Data records
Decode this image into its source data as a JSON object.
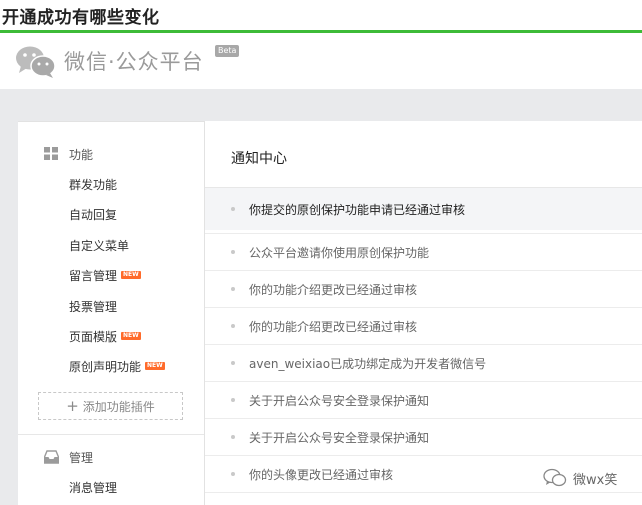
{
  "article": {
    "title": "开通成功有哪些变化"
  },
  "header": {
    "brand": "微信·公众平台",
    "beta": "Beta"
  },
  "sidebar": {
    "function_section": "功能",
    "function_items": [
      {
        "label": "群发功能",
        "new": false
      },
      {
        "label": "自动回复",
        "new": false
      },
      {
        "label": "自定义菜单",
        "new": false
      },
      {
        "label": "留言管理",
        "new": true
      },
      {
        "label": "投票管理",
        "new": false
      },
      {
        "label": "页面模版",
        "new": true
      },
      {
        "label": "原创声明功能",
        "new": true
      }
    ],
    "new_badge": "NEW",
    "add_plugin": "添加功能插件",
    "manage_section": "管理",
    "manage_items": [
      {
        "label": "消息管理"
      }
    ]
  },
  "main": {
    "title": "通知中心",
    "notifications": [
      "你提交的原创保护功能申请已经通过审核",
      "公众平台邀请你使用原创保护功能",
      "你的功能介绍更改已经通过审核",
      "你的功能介绍更改已经通过审核",
      "aven_weixiao已成功绑定成为开发者微信号",
      "关于开启公众号安全登录保护通知",
      "关于开启公众号安全登录保护通知",
      "你的头像更改已经通过审核"
    ]
  },
  "watermark": {
    "text": "微wx笑"
  },
  "icons": {
    "logo": "wechat-logo-icon",
    "function": "grid-icon",
    "manage": "inbox-icon",
    "watermark": "wechat-bubble-icon"
  },
  "colors": {
    "accent": "#3dbb38",
    "new_badge": "#ff6b2b",
    "header_gray": "#e9eaec",
    "highlight_row": "#f4f5f7"
  }
}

> [STATED EXERCISE]:
Identify each line in the records above that contains the word "watermark", and copy it out in full.

> [WORKED ANSWER]:
  "watermark": {
    "watermark": "wechat-bubble-icon"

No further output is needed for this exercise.